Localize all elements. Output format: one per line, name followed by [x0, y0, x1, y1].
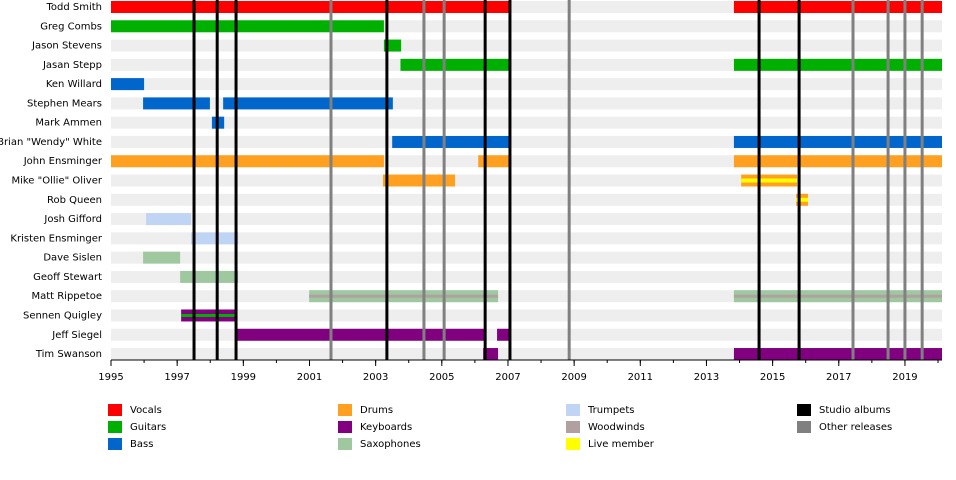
member-bar — [180, 270, 239, 283]
member-label: Mark Ammen — [35, 118, 102, 129]
member-bar — [733, 155, 942, 168]
legend-label: Keyboards — [360, 422, 412, 433]
member-bar — [143, 97, 210, 110]
legend-swatch — [566, 421, 580, 433]
x-tick-label: 2007 — [495, 372, 520, 383]
bar-stripe — [733, 294, 942, 298]
row-band — [111, 58, 942, 71]
member-bar — [382, 174, 456, 187]
legend-swatch — [797, 404, 811, 416]
member-label: Jasan Stepp — [42, 60, 102, 71]
member-label: Jeff Siegel — [51, 330, 102, 341]
member-label: Matt Rippetoe — [31, 291, 102, 302]
x-tick-label: 2017 — [826, 372, 851, 383]
member-label: Tim Swanson — [35, 349, 102, 360]
member-label: Kristen Ensminger — [10, 233, 102, 244]
member-bar — [733, 348, 942, 361]
row-band — [111, 39, 942, 52]
x-tick-label: 1999 — [231, 372, 256, 383]
member-label: Brian "Wendy" White — [0, 137, 102, 148]
member-label: Sennen Quigley — [23, 310, 102, 321]
legend-swatch — [108, 404, 122, 416]
member-bar — [497, 328, 510, 341]
member-bar — [223, 97, 393, 110]
legend-swatch — [108, 438, 122, 450]
x-tick-label: 2013 — [694, 372, 719, 383]
member-label: Josh Gifford — [43, 214, 102, 225]
legend-label: Woodwinds — [588, 422, 645, 433]
x-tick-label: 2001 — [297, 372, 322, 383]
x-tick-label: 2015 — [760, 372, 785, 383]
legend-label: Other releases — [819, 422, 892, 433]
bar-stripe — [796, 197, 809, 202]
x-tick-label: 2019 — [892, 372, 917, 383]
member-bar — [733, 1, 942, 13]
legend-label: Studio albums — [819, 405, 891, 416]
legend-swatch — [797, 421, 811, 433]
legend-swatch — [108, 421, 122, 433]
row-band — [111, 270, 942, 283]
row-band — [111, 309, 942, 322]
x-tick-label: 2003 — [363, 372, 388, 383]
legend-swatch — [566, 438, 580, 450]
bar-stripe — [181, 313, 237, 317]
legend-swatch — [566, 404, 580, 416]
member-label: Stephen Mears — [27, 98, 102, 109]
row-band — [111, 193, 942, 206]
member-label: John Ensminger — [23, 156, 103, 167]
x-tick-label: 2011 — [628, 372, 653, 383]
x-tick-label: 1995 — [98, 372, 123, 383]
member-label: Greg Combs — [40, 21, 102, 32]
row-band — [111, 174, 942, 187]
member-bar — [111, 78, 145, 91]
legend-label: Bass — [130, 439, 153, 450]
member-bar — [478, 155, 510, 168]
member-bar — [483, 348, 499, 361]
member-bar — [191, 232, 239, 245]
member-bar — [400, 58, 510, 71]
legend-swatch — [338, 438, 352, 450]
legend-label: Drums — [360, 405, 393, 416]
member-bar — [146, 213, 192, 226]
row-band — [111, 116, 942, 129]
member-bar — [733, 135, 942, 148]
member-label: Geoff Stewart — [33, 272, 102, 283]
row-band — [111, 251, 942, 264]
member-bar — [143, 251, 181, 264]
row-band — [111, 20, 942, 33]
member-bar — [111, 1, 510, 13]
bar-stripe — [741, 178, 798, 183]
legend-label: Vocals — [130, 405, 162, 416]
legend-label: Live member — [588, 439, 655, 450]
member-bar — [392, 135, 510, 148]
member-bar — [111, 155, 384, 168]
member-bar — [236, 328, 485, 341]
row-band — [111, 232, 942, 245]
member-label: Jason Stevens — [31, 41, 102, 52]
legend-swatch — [338, 404, 352, 416]
legend-label: Trumpets — [587, 405, 634, 416]
member-label: Dave Sislen — [43, 253, 102, 264]
row-band — [111, 78, 942, 91]
member-label: Mike "Ollie" Oliver — [11, 176, 102, 187]
row-band — [111, 213, 942, 226]
member-label: Rob Queen — [47, 195, 102, 206]
member-bar — [733, 58, 942, 71]
x-tick-label: 2005 — [429, 372, 454, 383]
member-bar — [111, 20, 384, 33]
x-tick-label: 1997 — [164, 372, 189, 383]
bar-stripe — [309, 294, 499, 298]
legend-label: Guitars — [130, 422, 166, 433]
x-tick-label: 2009 — [561, 372, 586, 383]
member-label: Ken Willard — [46, 79, 102, 90]
legend-label: Saxophones — [360, 439, 421, 450]
member-label: Todd Smith — [45, 2, 102, 13]
legend-swatch — [338, 421, 352, 433]
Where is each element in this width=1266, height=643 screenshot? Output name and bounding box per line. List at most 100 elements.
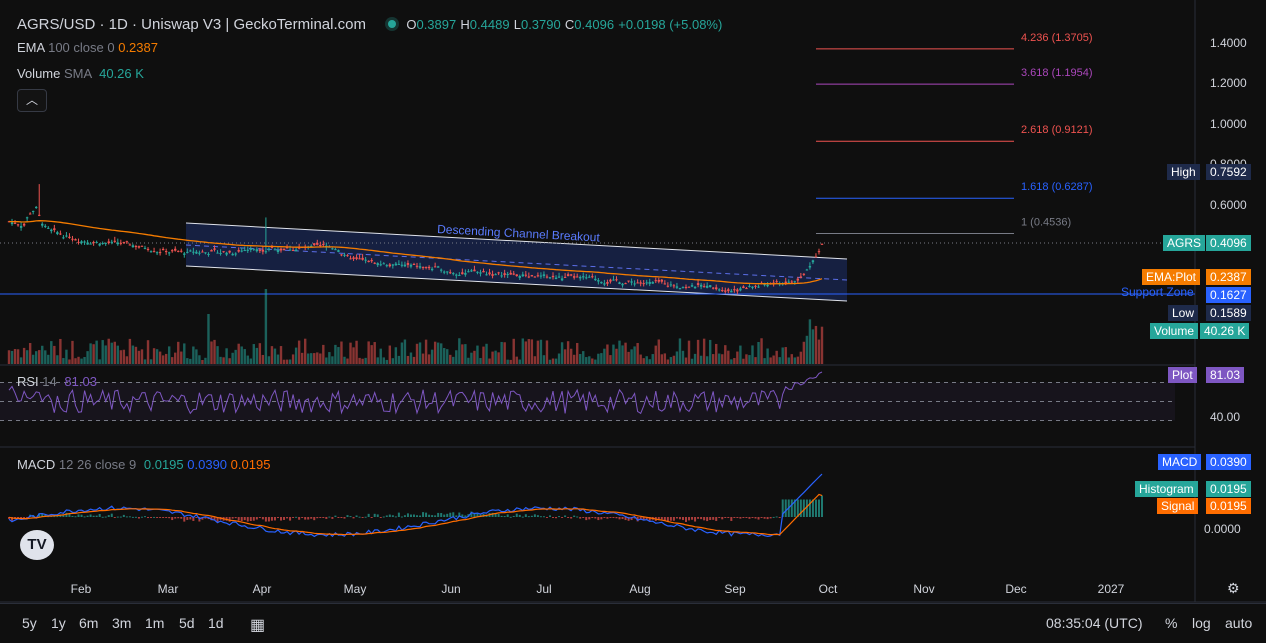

········

*JOB*. Format every line of the rows above as a JSON list of strings, one string per line, skipping blank lines and leaving out the pictures.

*COMPLETE RESPONSE*.
[
  "Localize all elements. Output format: one per line, name followed by [x0, y0, x1, y1].",
  "member-bar — [180, 270, 239, 283]",
  "member-label: Mark Ammen — [35, 118, 102, 129]",
  "member-bar — [733, 155, 942, 168]",
  "legend-label: Keyboards — [360, 422, 412, 433]",
  "member-bar — [143, 97, 210, 110]",
  "legend-swatch — [566, 421, 580, 433]",
  "x-tick-label: 2007 — [495, 372, 520, 383]",
  "bar-stripe — [733, 294, 942, 298]",
  "row-band — [111, 58, 942, 71]",
  "member-bar — [382, 174, 456, 187]",
  "legend-swatch — [797, 404, 811, 416]",
  "member-label: Jasan Stepp — [42, 60, 102, 71]",
  "member-label: Jeff Siegel — [51, 330, 102, 341]",
  "member-label: Matt Rippetoe — [31, 291, 102, 302]",
  "x-tick-label: 2017 — [826, 372, 851, 383]",
  "member-label: Tim Swanson — [35, 349, 102, 360]",
  "member-label: Kristen Ensminger — [10, 233, 102, 244]",
  "member-bar — [733, 348, 942, 361]",
  "row-band — [111, 39, 942, 52]",
  "x-tick-label: 1999 — [231, 372, 256, 383]",
  "member-label: Brian \"Wendy\" White — [0, 137, 102, 148]",
  "member-label: Sennen Quigley — [23, 310, 102, 321]",
  "legend-swatch — [108, 404, 122, 416]",
  "member-bar — [497, 328, 510, 341]",
  "member-bar — [223, 97, 393, 110]",
  "legend-swatch — [108, 438, 122, 450]",
  "x-tick-label: 2013 — [694, 372, 719, 383]",
  "member-label: Josh Gifford — [43, 214, 102, 225]",
  "legend-label: Woodwinds — [588, 422, 645, 433]",
  "x-tick-label: 2001 — [297, 372, 322, 383]",
  "x-tick-label: 2015 — [760, 372, 785, 383]",
  "legend-label: Other releases — [819, 422, 892, 433]",
  "bar-stripe — [796, 197, 809, 202]",
  "x-tick-label: 2019 — [892, 372, 917, 383]",
  "member-bar — [733, 1, 942, 13]",
  "legend-label: Studio albums — [819, 405, 891, 416]",
  "legend-swatch — [797, 421, 811, 433]",
  "legend-swatch — [108, 421, 122, 433]",
  "row-band — [111, 270, 942, 283]",
  "row-band — [111, 309, 942, 322]",
  "x-tick-label: 2003 — [363, 372, 388, 383]",
  "legend-swatch — [566, 438, 580, 450]",
  "bar-stripe — [181, 313, 237, 317]",
  "legend-swatch — [566, 404, 580, 416]",
  "member-label: Stephen Mears — [27, 98, 102, 109]",
  "row-band — [111, 193, 942, 206]",
  "member-label: John Ensminger — [23, 156, 103, 167]",
  "x-tick-label: 2011 — [628, 372, 653, 383]",
  "x-tick-label: 1995 — [98, 372, 123, 383]",
  "member-label: Greg Combs — [40, 21, 102, 32]",
  "row-band — [111, 174, 942, 187]",
  "member-bar — [111, 78, 145, 91]",
  "legend-label: Bass — [130, 439, 153, 450]",
  "member-bar — [478, 155, 510, 168]",
  "member-bar — [483, 348, 499, 361]",
  "member-bar — [191, 232, 239, 245]",
  "member-bar — [400, 58, 510, 71]",
  "legend-swatch — [338, 438, 352, 450]",
  "legend-label: Drums — [360, 405, 393, 416]",
  "member-bar — [146, 213, 192, 226]",
  "row-band — [111, 116, 942, 129]",
  "member-bar — [733, 135, 942, 148]",
  "member-label: Geoff Stewart — [33, 272, 102, 283]",
  "row-band — [111, 251, 942, 264]",
  "member-bar — [143, 251, 181, 264]",
  "row-band — [111, 20, 942, 33]",
  "member-bar — [111, 1, 510, 13]",
  "bar-stripe — [741, 178, 798, 183]",
  "legend-label: Vocals — [130, 405, 162, 416]",
  "legend-label: Live member — [588, 439, 655, 450]",
  "member-bar — [392, 135, 510, 148]",
  "member-bar — [111, 155, 384, 168]",
  "member-bar — [236, 328, 485, 341]",
  "row-band — [111, 232, 942, 245]",
  "member-label: Jason Stevens — [31, 41, 102, 52]",
  "legend-swatch — [338, 404, 352, 416]",
  "legend-label: Trumpets — [587, 405, 634, 416]",
  "member-label: Dave Sislen — [43, 253, 102, 264]",
  "row-band — [111, 78, 942, 91]",
  "member-label: Mike \"Ollie\" Oliver — [11, 176, 102, 187]",
  "row-band — [111, 213, 942, 226]",
  "member-label: Rob Queen — [47, 195, 102, 206]",
  "member-bar — [733, 58, 942, 71]",
  "x-tick-label: 2005 — [429, 372, 454, 383]",
  "member-bar — [111, 20, 384, 33]",
  "x-tick-label: 1997 — [164, 372, 189, 383]",
  "bar-stripe — [309, 294, 499, 298]",
  "legend-label: Guitars — [130, 422, 166, 433]",
  "x-tick-label: 2009 — [561, 372, 586, 383]",
  "member-label: Ken Willard — [46, 79, 102, 90]",
  "legend-label: Saxophones — [360, 439, 421, 450]",
  "member-label: Todd Smith — [45, 2, 102, 13]",
  "legend-swatch — [338, 421, 352, 433]",
  "Where is each element in this width=1266, height=643 screenshot? Output name and bounding box per line. List at most 100 elements."
]